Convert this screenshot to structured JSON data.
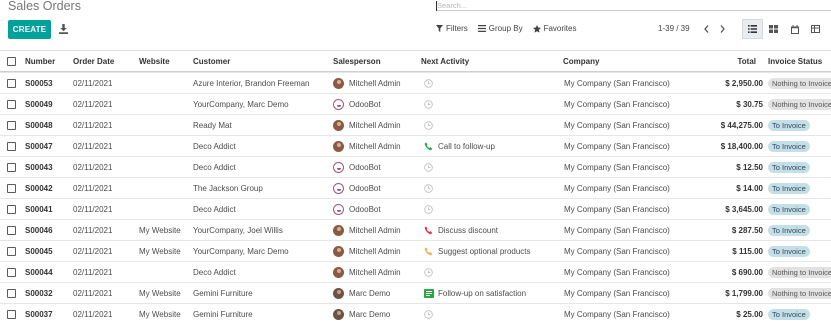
{
  "page": {
    "title": "Sales Orders"
  },
  "search": {
    "placeholder": "Search..."
  },
  "toolbar": {
    "create_label": "CREATE",
    "download_icon": "download-icon"
  },
  "filters": {
    "filters_label": "Filters",
    "groupby_label": "Group By",
    "favorites_label": "Favorites"
  },
  "pager": {
    "text": "1-39 / 39"
  },
  "views": [
    "list-view-icon",
    "kanban-view-icon",
    "calendar-view-icon",
    "pivot-view-icon",
    "graph-view-icon"
  ],
  "columns": {
    "number": "Number",
    "order_date": "Order Date",
    "website": "Website",
    "customer": "Customer",
    "salesperson": "Salesperson",
    "next_activity": "Next Activity",
    "company": "Company",
    "total": "Total",
    "invoice_status": "Invoice Status"
  },
  "colors": {
    "primary": "#00a09d",
    "badge_nothing": "#e2e2e2",
    "badge_to_invoice": "#c5dfe8",
    "activity_call": "#28a745",
    "activity_discuss": "#dc3545",
    "activity_suggest": "#f0ad4e"
  },
  "rows": [
    {
      "number": "S00053",
      "order_date": "02/11/2021",
      "website": "",
      "customer": "Azure Interior, Brandon Freeman",
      "salesperson": "Mitchell Admin",
      "avatar": "mitchell",
      "activity": "",
      "activity_icon": "clock",
      "company": "My Company (San Francisco)",
      "total": "$ 2,950.00",
      "status": "Nothing to Invoice",
      "status_kind": "nothing"
    },
    {
      "number": "S00049",
      "order_date": "02/11/2021",
      "website": "",
      "customer": "YourCompany, Marc Demo",
      "salesperson": "OdooBot",
      "avatar": "odoobot",
      "activity": "",
      "activity_icon": "clock",
      "company": "My Company (San Francisco)",
      "total": "$ 30.75",
      "status": "Nothing to Invoice",
      "status_kind": "nothing"
    },
    {
      "number": "S00048",
      "order_date": "02/11/2021",
      "website": "",
      "customer": "Ready Mat",
      "salesperson": "Mitchell Admin",
      "avatar": "mitchell",
      "activity": "",
      "activity_icon": "clock",
      "company": "My Company (San Francisco)",
      "total": "$ 44,275.00",
      "status": "To Invoice",
      "status_kind": "toinv"
    },
    {
      "number": "S00047",
      "order_date": "02/11/2021",
      "website": "",
      "customer": "Deco Addict",
      "salesperson": "Mitchell Admin",
      "avatar": "mitchell",
      "activity": "Call to follow-up",
      "activity_icon": "phone-green",
      "company": "My Company (San Francisco)",
      "total": "$ 18,400.00",
      "status": "To Invoice",
      "status_kind": "toinv"
    },
    {
      "number": "S00043",
      "order_date": "02/11/2021",
      "website": "",
      "customer": "Deco Addict",
      "salesperson": "OdooBot",
      "avatar": "odoobot",
      "activity": "",
      "activity_icon": "clock",
      "company": "My Company (San Francisco)",
      "total": "$ 12.50",
      "status": "To Invoice",
      "status_kind": "toinv"
    },
    {
      "number": "S00042",
      "order_date": "02/11/2021",
      "website": "",
      "customer": "The Jackson Group",
      "salesperson": "OdooBot",
      "avatar": "odoobot",
      "activity": "",
      "activity_icon": "clock",
      "company": "My Company (San Francisco)",
      "total": "$ 14.00",
      "status": "To Invoice",
      "status_kind": "toinv"
    },
    {
      "number": "S00041",
      "order_date": "02/11/2021",
      "website": "",
      "customer": "Deco Addict",
      "salesperson": "OdooBot",
      "avatar": "odoobot",
      "activity": "",
      "activity_icon": "clock",
      "company": "My Company (San Francisco)",
      "total": "$ 3,645.00",
      "status": "To Invoice",
      "status_kind": "toinv"
    },
    {
      "number": "S00046",
      "order_date": "02/11/2021",
      "website": "My Website",
      "customer": "YourCompany, Joel Willis",
      "salesperson": "Mitchell Admin",
      "avatar": "mitchell",
      "activity": "Discuss discount",
      "activity_icon": "phone-red",
      "company": "My Company (San Francisco)",
      "total": "$ 287.50",
      "status": "To Invoice",
      "status_kind": "toinv"
    },
    {
      "number": "S00045",
      "order_date": "02/11/2021",
      "website": "My Website",
      "customer": "YourCompany, Marc Demo",
      "salesperson": "Mitchell Admin",
      "avatar": "mitchell",
      "activity": "Suggest optional products",
      "activity_icon": "phone-orange",
      "company": "My Company (San Francisco)",
      "total": "$ 115.00",
      "status": "To Invoice",
      "status_kind": "toinv"
    },
    {
      "number": "S00044",
      "order_date": "02/11/2021",
      "website": "",
      "customer": "Deco Addict",
      "salesperson": "Mitchell Admin",
      "avatar": "mitchell",
      "activity": "",
      "activity_icon": "clock",
      "company": "My Company (San Francisco)",
      "total": "$ 690.00",
      "status": "Nothing to Invoice",
      "status_kind": "nothing"
    },
    {
      "number": "S00032",
      "order_date": "02/11/2021",
      "website": "My Website",
      "customer": "Gemini Furniture",
      "salesperson": "Marc Demo",
      "avatar": "marc",
      "activity": "Follow-up on satisfaction",
      "activity_icon": "task-green",
      "company": "My Company (San Francisco)",
      "total": "$ 1,799.00",
      "status": "Nothing to Invoice",
      "status_kind": "nothing"
    },
    {
      "number": "S00037",
      "order_date": "02/11/2021",
      "website": "My Website",
      "customer": "Gemini Furniture",
      "salesperson": "Marc Demo",
      "avatar": "marc",
      "activity": "",
      "activity_icon": "clock",
      "company": "My Company (San Francisco)",
      "total": "$ 25.00",
      "status": "To Invoice",
      "status_kind": "toinv"
    }
  ]
}
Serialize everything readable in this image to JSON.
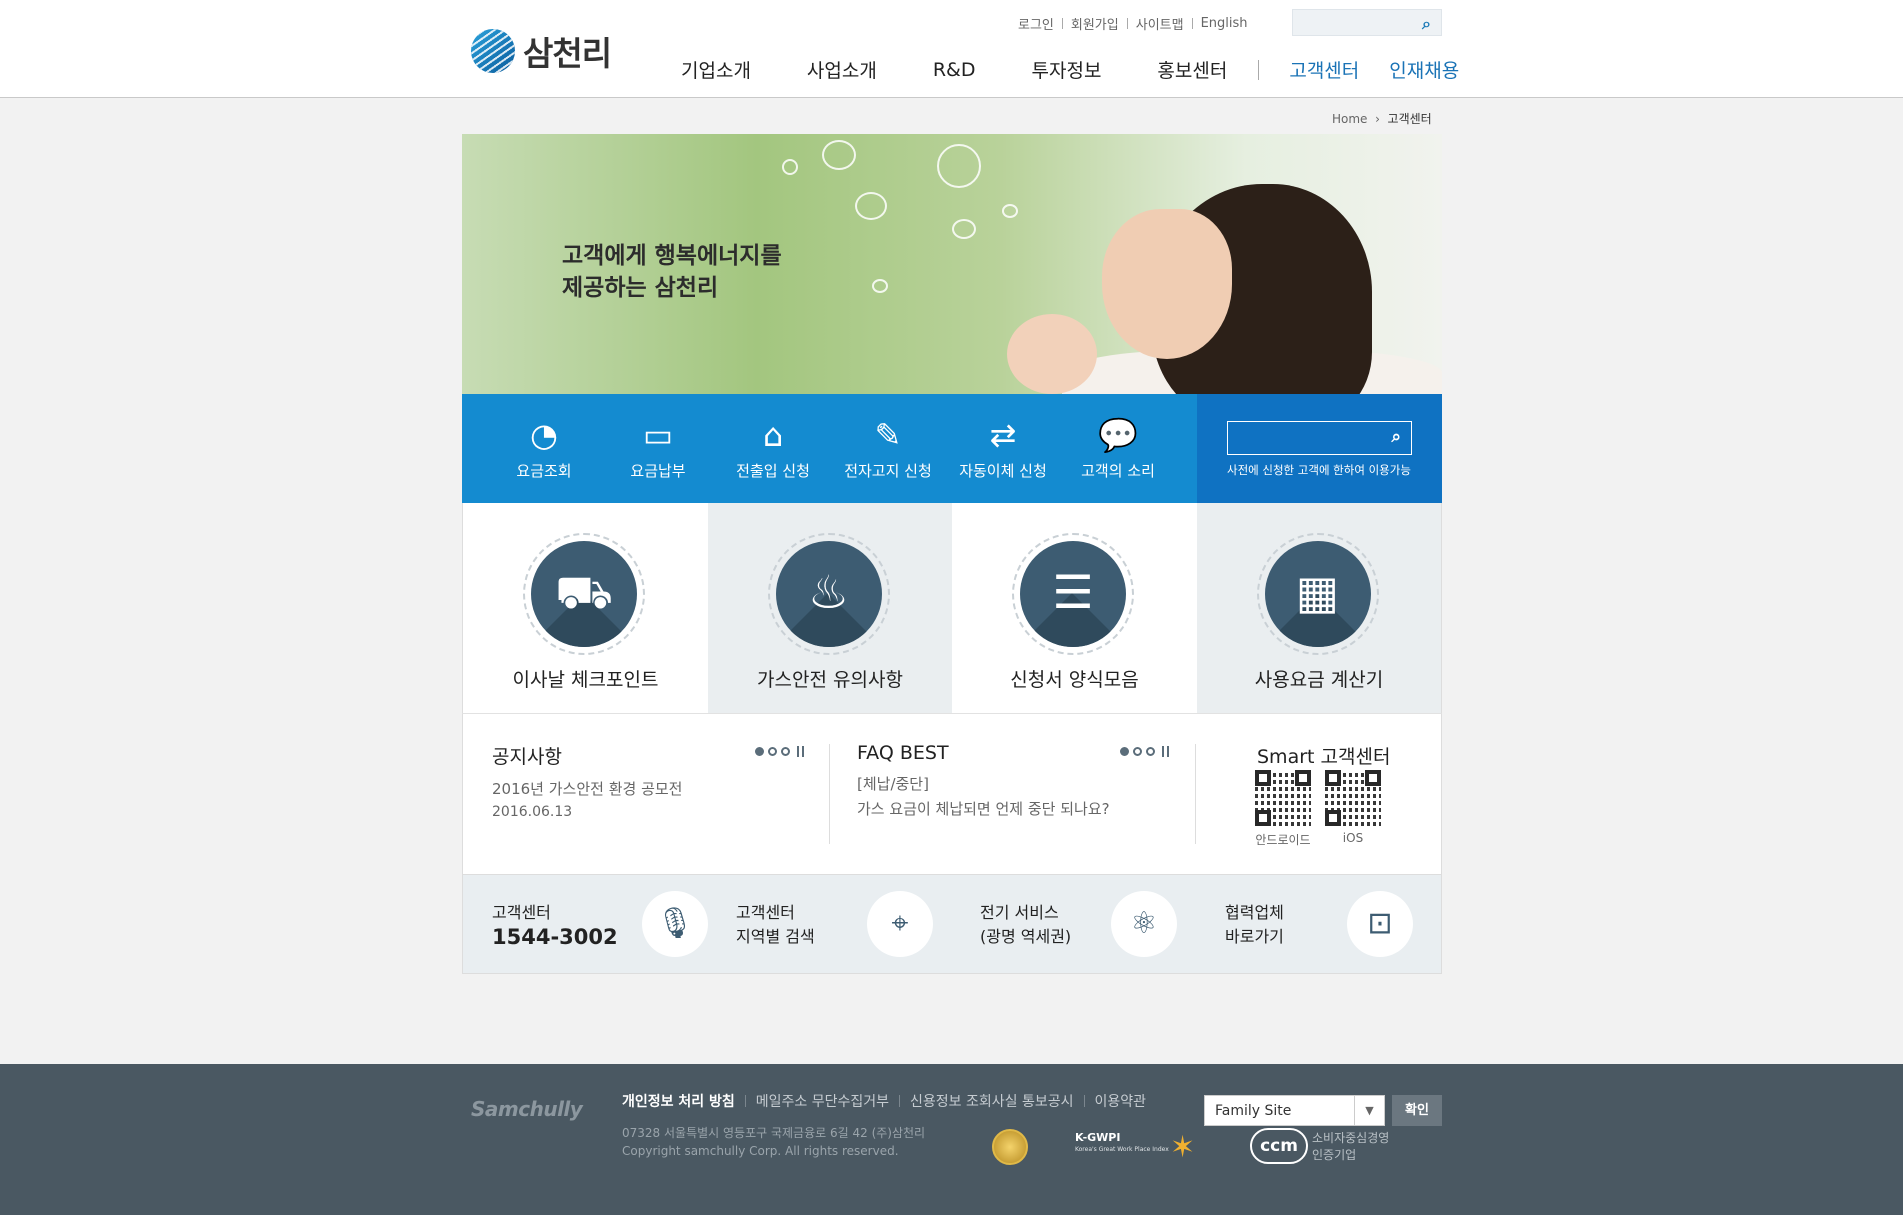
{
  "header": {
    "logo_text": "삼천리",
    "util_links": [
      "로그인",
      "회원가입",
      "사이트맵",
      "English"
    ],
    "nav": [
      "기업소개",
      "사업소개",
      "R&D",
      "투자정보",
      "홍보센터"
    ],
    "nav_right": [
      "고객센터",
      "인재채용"
    ]
  },
  "breadcrumb": {
    "home": "Home",
    "current": "고객센터"
  },
  "hero": {
    "line1": "고객에게 행복에너지를",
    "line2": "제공하는 삼천리"
  },
  "quick": {
    "items": [
      {
        "label": "요금조회",
        "icon": "pie-chart-icon"
      },
      {
        "label": "요금납부",
        "icon": "wallet-icon"
      },
      {
        "label": "전출입 신청",
        "icon": "house-icon"
      },
      {
        "label": "전자고지 신청",
        "icon": "edit-icon"
      },
      {
        "label": "자동이체 신청",
        "icon": "transfer-icon"
      },
      {
        "label": "고객의 소리",
        "icon": "chat-icon"
      }
    ],
    "search_note": "사전에 신청한 고객에 한하여 이용가능"
  },
  "tiles": [
    {
      "label": "이사날 체크포인트",
      "icon": "truck-icon"
    },
    {
      "label": "가스안전 유의사항",
      "icon": "fire-icon"
    },
    {
      "label": "신청서 양식모음",
      "icon": "document-tray-icon"
    },
    {
      "label": "사용요금 계산기",
      "icon": "calculator-icon"
    }
  ],
  "notice": {
    "title": "공지사항",
    "item": "2016년 가스안전 환경 공모전",
    "date": "2016.06.13"
  },
  "faq": {
    "title": "FAQ BEST",
    "category": "[체납/중단]",
    "question": "가스 요금이 체납되면 언제 중단 되나요?"
  },
  "smart": {
    "title": "Smart 고객센터",
    "android": "안드로이드",
    "ios": "iOS"
  },
  "contact": {
    "center_label": "고객센터",
    "phone": "1544-3002",
    "region_line1": "고객센터",
    "region_line2": "지역별 검색",
    "elec_line1": "전기 서비스",
    "elec_line2": "(광명 역세권)",
    "partner_line1": "협력업체",
    "partner_line2": "바로가기"
  },
  "footer": {
    "logo": "Samchully",
    "links": [
      "개인정보 처리 방침",
      "메일주소 무단수집거부",
      "신용정보 조회사실 통보공시",
      "이용약관"
    ],
    "address": "07328 서울특별시 영등포구 국제금융로 6길 42 (주)삼천리",
    "copyright": "Copyright samchully Corp. All rights reserved.",
    "family_site": "Family Site",
    "confirm": "확인",
    "kgwpi": "K-GWPI",
    "kgwpi_sub": "Korea's Great Work Place Index",
    "ccm": "ccm",
    "ccm_text1": "소비자중심경영",
    "ccm_text2": "인증기업"
  }
}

···

**PROBLEM TO SOLVE:**
Repeat verbatim the lines from the one holding "Serialize everything readable" through the end of the listing above, both ends included, but not the pictures.

**FINISHED ANSWER:**
Serialize everything readable in this image to JSON.
{
  "header": {
    "logo_text": "삼천리",
    "util_links": [
      "로그인",
      "회원가입",
      "사이트맵",
      "English"
    ],
    "nav": [
      "기업소개",
      "사업소개",
      "R&D",
      "투자정보",
      "홍보센터"
    ],
    "nav_right": [
      "고객센터",
      "인재채용"
    ]
  },
  "breadcrumb": {
    "home": "Home",
    "current": "고객센터"
  },
  "hero": {
    "line1": "고객에게 행복에너지를",
    "line2": "제공하는 삼천리"
  },
  "quick": {
    "items": [
      {
        "label": "요금조회",
        "icon": "pie-chart-icon"
      },
      {
        "label": "요금납부",
        "icon": "wallet-icon"
      },
      {
        "label": "전출입 신청",
        "icon": "house-icon"
      },
      {
        "label": "전자고지 신청",
        "icon": "edit-icon"
      },
      {
        "label": "자동이체 신청",
        "icon": "transfer-icon"
      },
      {
        "label": "고객의 소리",
        "icon": "chat-icon"
      }
    ],
    "search_note": "사전에 신청한 고객에 한하여 이용가능"
  },
  "tiles": [
    {
      "label": "이사날 체크포인트",
      "icon": "truck-icon"
    },
    {
      "label": "가스안전 유의사항",
      "icon": "fire-icon"
    },
    {
      "label": "신청서 양식모음",
      "icon": "document-tray-icon"
    },
    {
      "label": "사용요금 계산기",
      "icon": "calculator-icon"
    }
  ],
  "notice": {
    "title": "공지사항",
    "item": "2016년 가스안전 환경 공모전",
    "date": "2016.06.13"
  },
  "faq": {
    "title": "FAQ BEST",
    "category": "[체납/중단]",
    "question": "가스 요금이 체납되면 언제 중단 되나요?"
  },
  "smart": {
    "title": "Smart 고객센터",
    "android": "안드로이드",
    "ios": "iOS"
  },
  "contact": {
    "center_label": "고객센터",
    "phone": "1544-3002",
    "region_line1": "고객센터",
    "region_line2": "지역별 검색",
    "elec_line1": "전기 서비스",
    "elec_line2": "(광명 역세권)",
    "partner_line1": "협력업체",
    "partner_line2": "바로가기"
  },
  "footer": {
    "logo": "Samchully",
    "links": [
      "개인정보 처리 방침",
      "메일주소 무단수집거부",
      "신용정보 조회사실 통보공시",
      "이용약관"
    ],
    "address": "07328 서울특별시 영등포구 국제금융로 6길 42 (주)삼천리",
    "copyright": "Copyright samchully Corp. All rights reserved.",
    "family_site": "Family Site",
    "confirm": "확인",
    "kgwpi": "K-GWPI",
    "kgwpi_sub": "Korea's Great Work Place Index",
    "ccm": "ccm",
    "ccm_text1": "소비자중심경영",
    "ccm_text2": "인증기업"
  }
}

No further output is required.